◆ Set exercise ◆
Rewrite the text of the rows below, replacing "cross-sectional view" with "sectional view" and keeping everything else unchanged. Leave out the pictures.

# start of Data

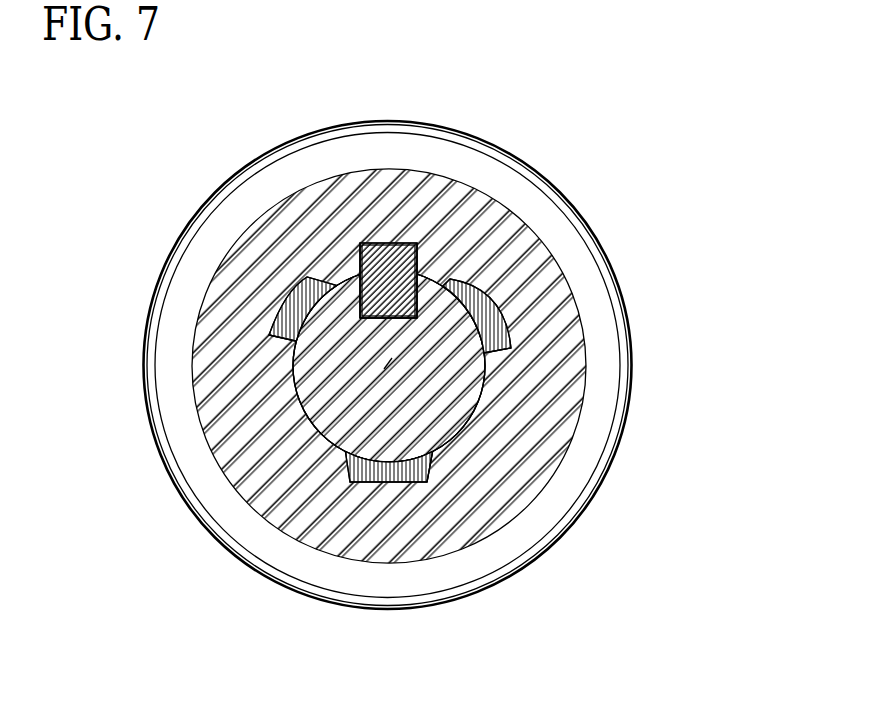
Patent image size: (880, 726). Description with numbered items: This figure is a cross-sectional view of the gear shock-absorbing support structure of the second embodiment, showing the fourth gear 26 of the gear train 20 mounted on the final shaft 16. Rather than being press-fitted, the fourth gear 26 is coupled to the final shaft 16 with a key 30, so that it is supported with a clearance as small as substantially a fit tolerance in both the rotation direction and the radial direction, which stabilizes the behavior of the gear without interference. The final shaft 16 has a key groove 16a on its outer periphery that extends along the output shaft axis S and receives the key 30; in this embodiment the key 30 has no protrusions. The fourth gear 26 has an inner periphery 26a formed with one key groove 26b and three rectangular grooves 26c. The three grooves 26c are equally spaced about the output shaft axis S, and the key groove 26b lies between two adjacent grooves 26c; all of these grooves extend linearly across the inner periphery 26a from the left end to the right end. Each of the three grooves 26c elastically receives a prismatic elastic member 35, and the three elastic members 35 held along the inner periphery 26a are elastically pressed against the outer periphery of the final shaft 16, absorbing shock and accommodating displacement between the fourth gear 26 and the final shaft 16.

The gear train 20 is at (190, 178).
The fourth gear 26 is at (589, 232).
The inner periphery 26a is at (337, 412).
The key groove 26b is at (436, 252).
The rectangular grooves 26c is at (272, 347).
The key 30 is at (372, 243).
The elastic members 35 is at (358, 282).
The final shaft 16 is at (450, 367).
The key groove 16a is at (357, 302).
The output shaft axis S is at (387, 363).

# end of Data

◆ Result of this task ◆
Patent image size: (880, 726). Description with numbered items: This figure is a sectional view of the gear shock-absorbing support structure of the second embodiment, showing the fourth gear 26 of the gear train 20 mounted on the final shaft 16. Rather than being press-fitted, the fourth gear 26 is coupled to the final shaft 16 with a key 30, so that it is supported with a clearance as small as substantially a fit tolerance in both the rotation direction and the radial direction, which stabilizes the behavior of the gear without interference. The final shaft 16 has a key groove 16a on its outer periphery that extends along the output shaft axis S and receives the key 30; in this embodiment the key 30 has no protrusions. The fourth gear 26 has an inner periphery 26a formed with one key groove 26b and three rectangular grooves 26c. The three grooves 26c are equally spaced about the output shaft axis S, and the key groove 26b lies between two adjacent grooves 26c; all of these grooves extend linearly across the inner periphery 26a from the left end to the right end. Each of the three grooves 26c elastically receives a prismatic elastic member 35, and the three elastic members 35 held along the inner periphery 26a are elastically pressed against the outer periphery of the final shaft 16, absorbing shock and accommodating displacement between the fourth gear 26 and the final shaft 16.

The gear train 20 is at (190, 178).
The fourth gear 26 is at (589, 232).
The inner periphery 26a is at (337, 412).
The key groove 26b is at (436, 252).
The rectangular grooves 26c is at (272, 347).
The key 30 is at (372, 243).
The elastic members 35 is at (358, 282).
The final shaft 16 is at (450, 367).
The key groove 16a is at (357, 302).
The output shaft axis S is at (387, 363).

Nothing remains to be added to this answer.